Exercise goal. Answer with one number: the count of lines in the listing below that hold the word "except".

================

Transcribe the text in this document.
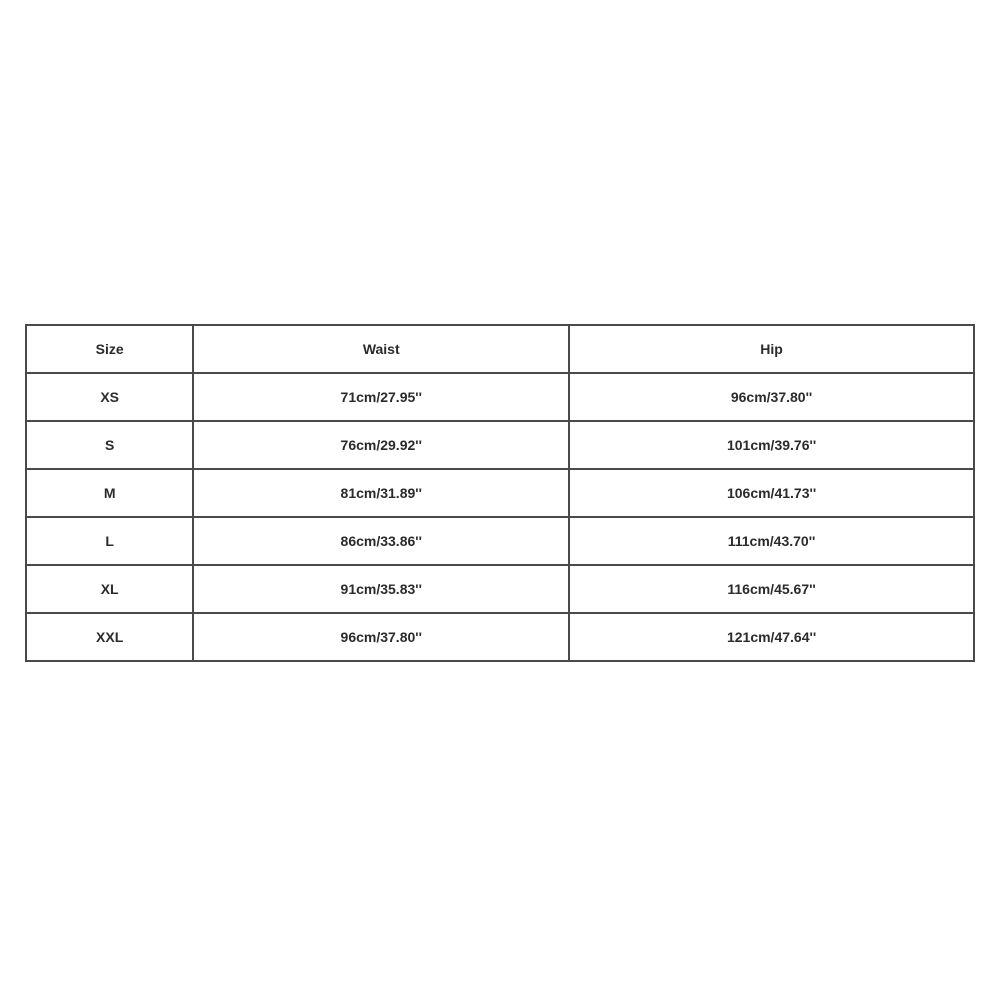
Size	Waist	Hip
XS	71cm/27.95''	96cm/37.80''
S	76cm/29.92''	101cm/39.76''
M	81cm/31.89''	106cm/41.73''
L	86cm/33.86''	111cm/43.70''
XL	91cm/35.83''	116cm/45.67''
XXL	96cm/37.80''	121cm/47.64''
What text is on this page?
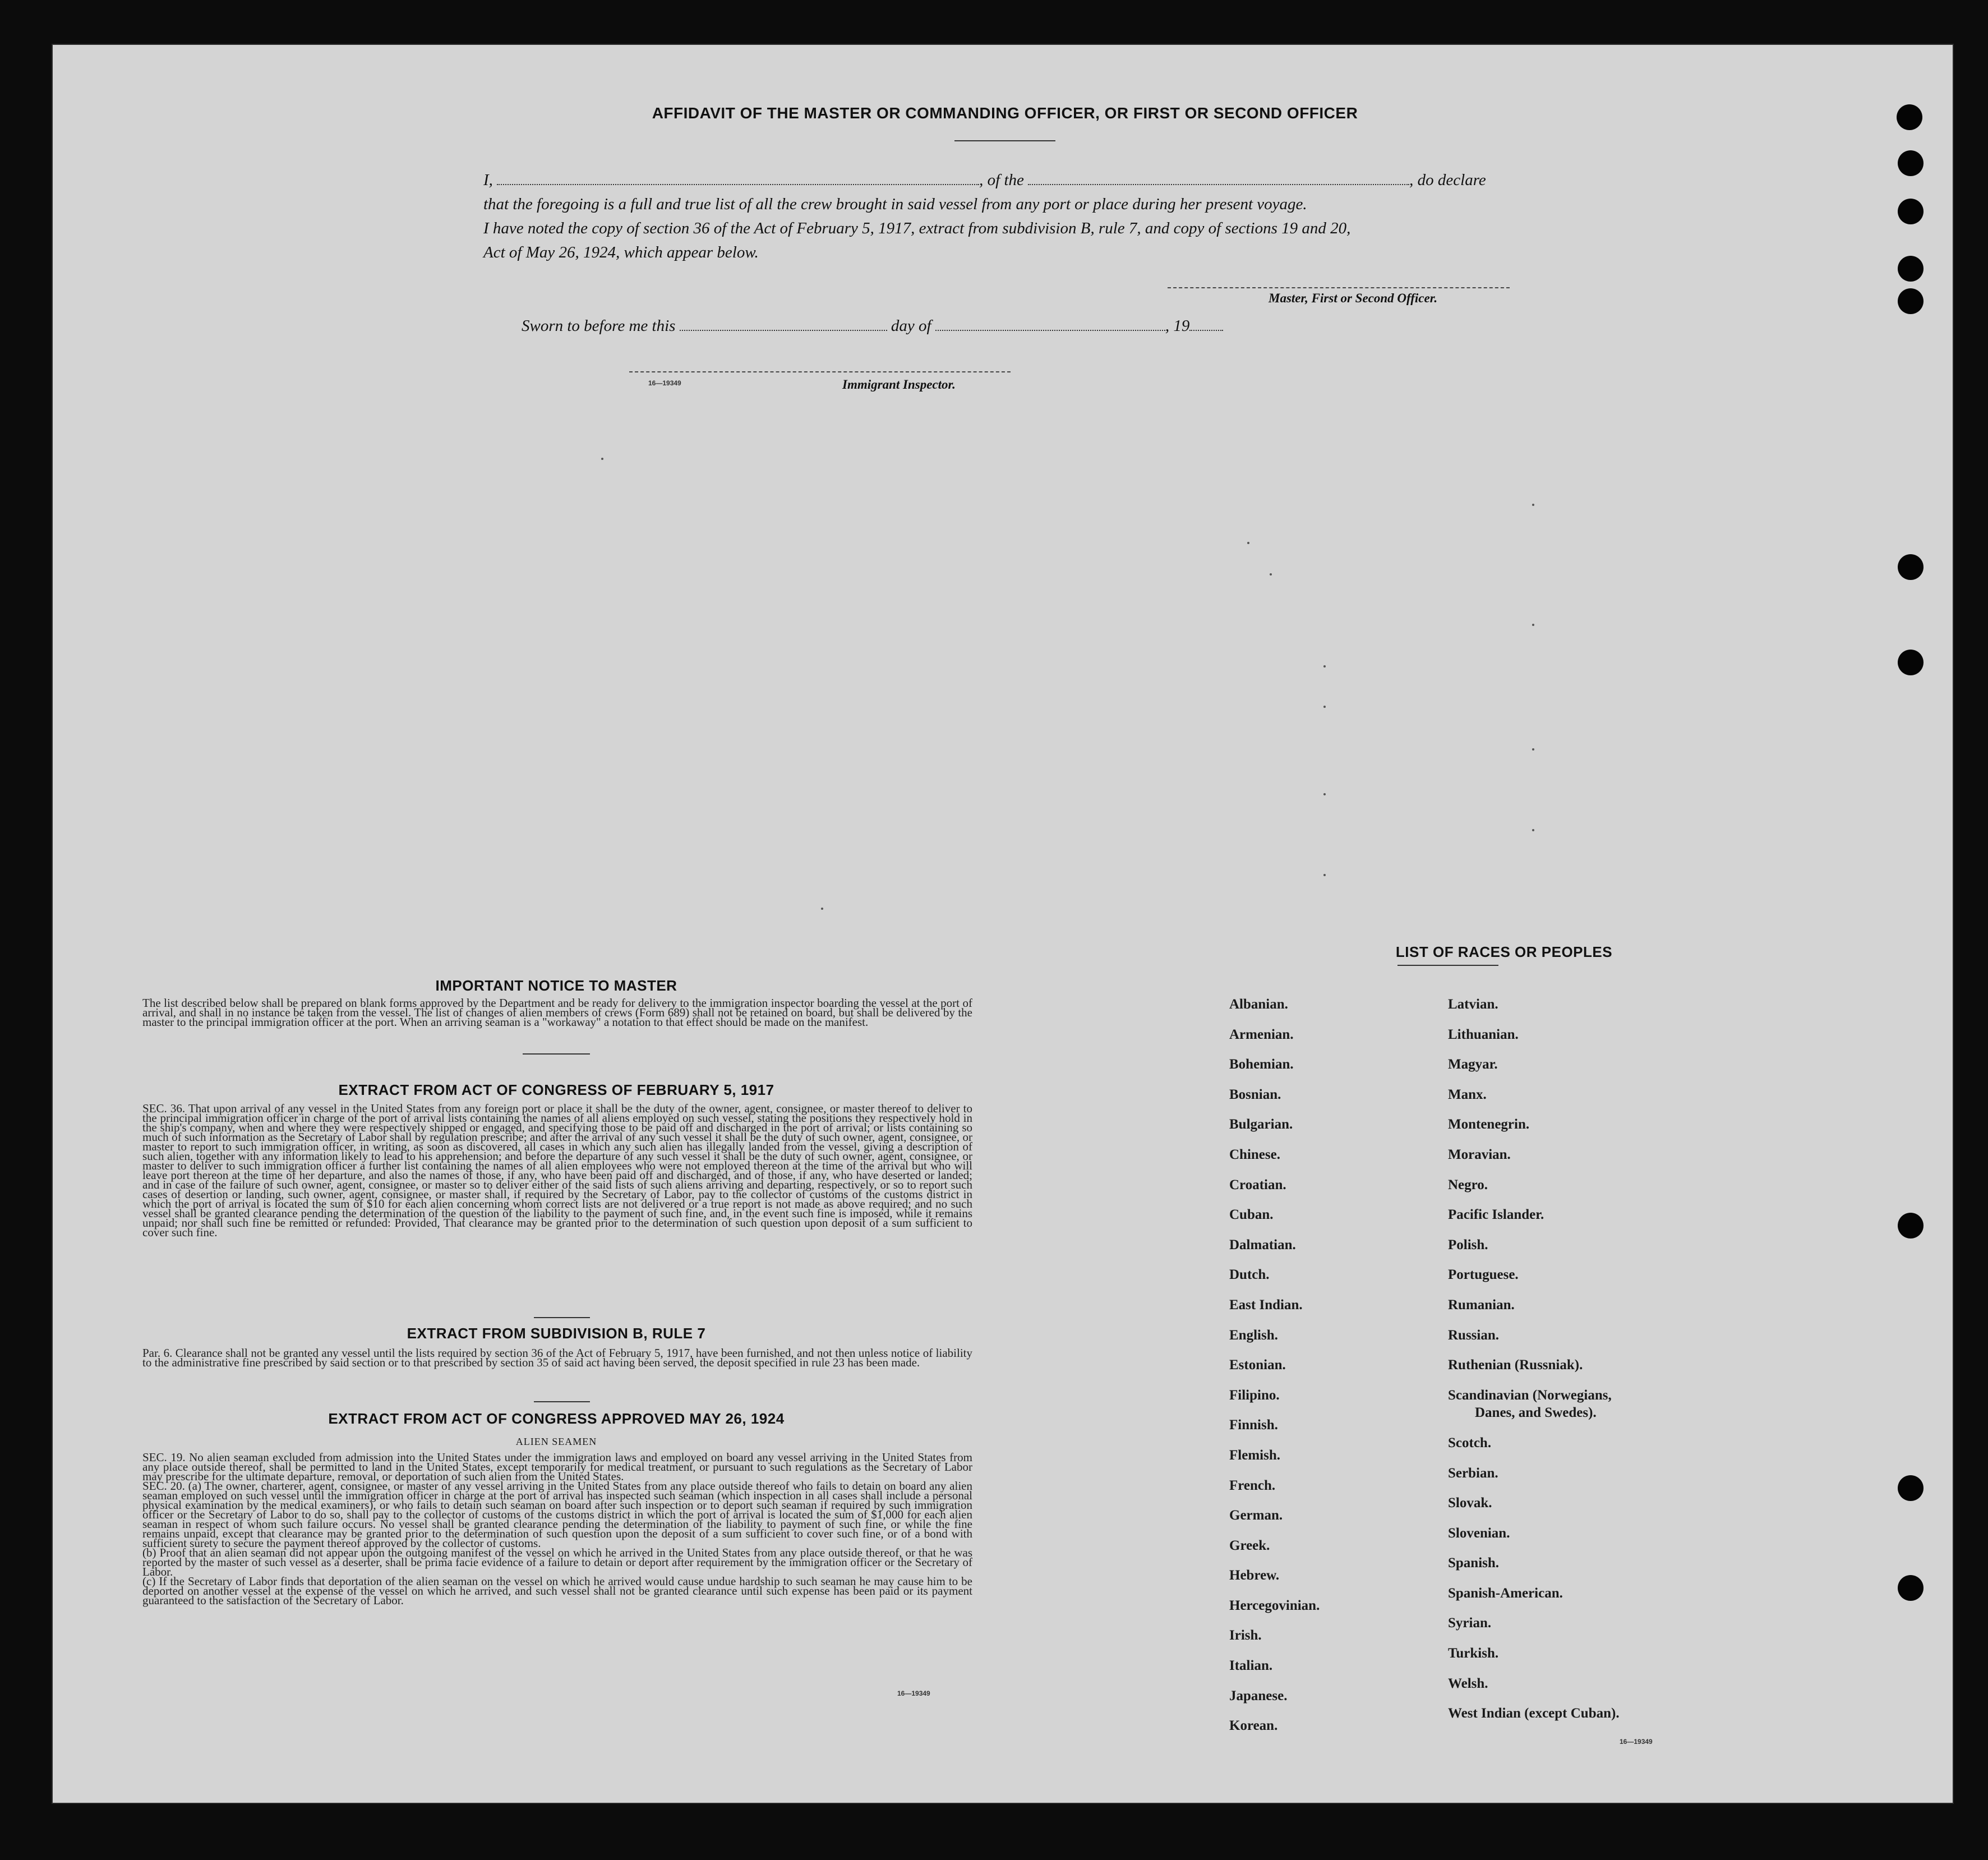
AFFIDAVIT OF THE MASTER OR COMMANDING OFFICER, OR FIRST OR SECOND OFFICER
I,	, of the	, do declare
that the foregoing is a full and true list of all the crew brought in said vessel from any port or place during her present voyage.
I have noted the copy of section 36 of the Act of February 5, 1917, extract from subdivision B, rule 7, and copy of sections 19 and 20,
Act of May 26, 1924, which appear below.
Master, First or Second Officer.
Sworn to before me this	day of	, 19
16—19349	Immigrant Inspector.
IMPORTANT NOTICE TO MASTER
The list described below shall be prepared on blank forms approved by the Department and be ready for delivery to the immigration inspector boarding the vessel at the port of arrival, and shall in no instance be taken from the vessel. The list of changes of alien members of crews (Form 689) shall not be retained on board, but shall be delivered by the master to the principal immigration officer at the port. When an arriving seaman is a "workaway" a notation to that effect should be made on the manifest.
EXTRACT FROM ACT OF CONGRESS OF FEBRUARY 5, 1917
SEC. 36. That upon arrival of any vessel in the United States from any foreign port or place it shall be the duty of the owner, agent, consignee, or master thereof to deliver to the principal immigration officer in charge of the port of arrival lists containing the names of all aliens employed on such vessel, stating the positions they respectively hold in the ship's company, when and where they were respectively shipped or engaged, and specifying those to be paid off and discharged in the port of arrival; or lists containing so much of such information as the Secretary of Labor shall by regulation prescribe; and after the arrival of any such vessel it shall be the duty of such owner, agent, consignee, or master to report to such immigration officer, in writing, as soon as discovered, all cases in which any such alien has illegally landed from the vessel, giving a description of such alien, together with any information likely to lead to his apprehension; and before the departure of any such vessel it shall be the duty of such owner, agent, consignee, or master to deliver to such immigration officer a further list containing the names of all alien employees who were not employed thereon at the time of the arrival but who will leave port thereon at the time of her departure, and also the names of those, if any, who have been paid off and discharged, and of those, if any, who have deserted or landed; and in case of the failure of such owner, agent, consignee, or master so to deliver either of the said lists of such aliens arriving and departing, respectively, or so to report such cases of desertion or landing, such owner, agent, consignee, or master shall, if required by the Secretary of Labor, pay to the collector of customs of the customs district in which the port of arrival is located the sum of $10 for each alien concerning whom correct lists are not delivered or a true report is not made as above required; and no such vessel shall be granted clearance pending the determination of the question of the liability to the payment of such fine, and, in the event such fine is imposed, while it remains unpaid; nor shall such fine be remitted or refunded: Provided, That clearance may be granted prior to the determination of such question upon deposit of a sum sufficient to cover such fine.
EXTRACT FROM SUBDIVISION B, RULE 7
Par. 6. Clearance shall not be granted any vessel until the lists required by section 36 of the Act of February 5, 1917, have been furnished, and not then unless notice of liability to the administrative fine prescribed by said section or to that prescribed by section 35 of said act having been served, the deposit specified in rule 23 has been made.
EXTRACT FROM ACT OF CONGRESS APPROVED MAY 26, 1924
ALIEN SEAMEN
SEC. 19. No alien seaman excluded from admission into the United States under the immigration laws and employed on board any vessel arriving in the United States from any place outside thereof, shall be permitted to land in the United States, except temporarily for medical treatment, or pursuant to such regulations as the Secretary of Labor may prescribe for the ultimate departure, removal, or deportation of such alien from the United States.
SEC. 20. (a) The owner, charterer, agent, consignee, or master of any vessel arriving in the United States from any place outside thereof who fails to detain on board any alien seaman employed on such vessel until the immigration officer in charge at the port of arrival has inspected such seaman (which inspection in all cases shall include a personal physical examination by the medical examiners), or who fails to detain such seaman on board after such inspection or to deport such seaman if required by such immigration officer or the Secretary of Labor to do so, shall pay to the collector of customs of the customs district in which the port of arrival is located the sum of $1,000 for each alien seaman in respect of whom such failure occurs. No vessel shall be granted clearance pending the determination of the liability to payment of such fine, or while the fine remains unpaid, except that clearance may be granted prior to the determination of such question upon the deposit of a sum sufficient to cover such fine, or of a bond with sufficient surety to secure the payment thereof approved by the collector of customs.
(b) Proof that an alien seaman did not appear upon the outgoing manifest of the vessel on which he arrived in the United States from any place outside thereof, or that he was reported by the master of such vessel as a deserter, shall be prima facie evidence of a failure to detain or deport after requirement by the immigration officer or the Secretary of Labor.
(c) If the Secretary of Labor finds that deportation of the alien seaman on the vessel on which he arrived would cause undue hardship to such seaman he may cause him to be deported on another vessel at the expense of the vessel on which he arrived, and such vessel shall not be granted clearance until such expense has been paid or its payment guaranteed to the satisfaction of the Secretary of Labor.
16—19349
LIST OF RACES OR PEOPLES
Albanian.
Armenian.
Bohemian.
Bosnian.
Bulgarian.
Chinese.
Croatian.
Cuban.
Dalmatian.
Dutch.
East Indian.
English.
Estonian.
Filipino.
Finnish.
Flemish.
French.
German.
Greek.
Hebrew.
Hercegovinian.
Irish.
Italian.
Japanese.
Korean.
Latvian.
Lithuanian.
Magyar.
Manx.
Montenegrin.
Moravian.
Negro.
Pacific Islander.
Polish.
Portuguese.
Rumanian.
Russian.
Ruthenian (Russniak).
Scandinavian (Norwegians,
Danes, and Swedes).
Scotch.
Serbian.
Slovak.
Slovenian.
Spanish.
Spanish-American.
Syrian.
Turkish.
Welsh.
West Indian (except Cuban).
16—19349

================

Exercise result. 3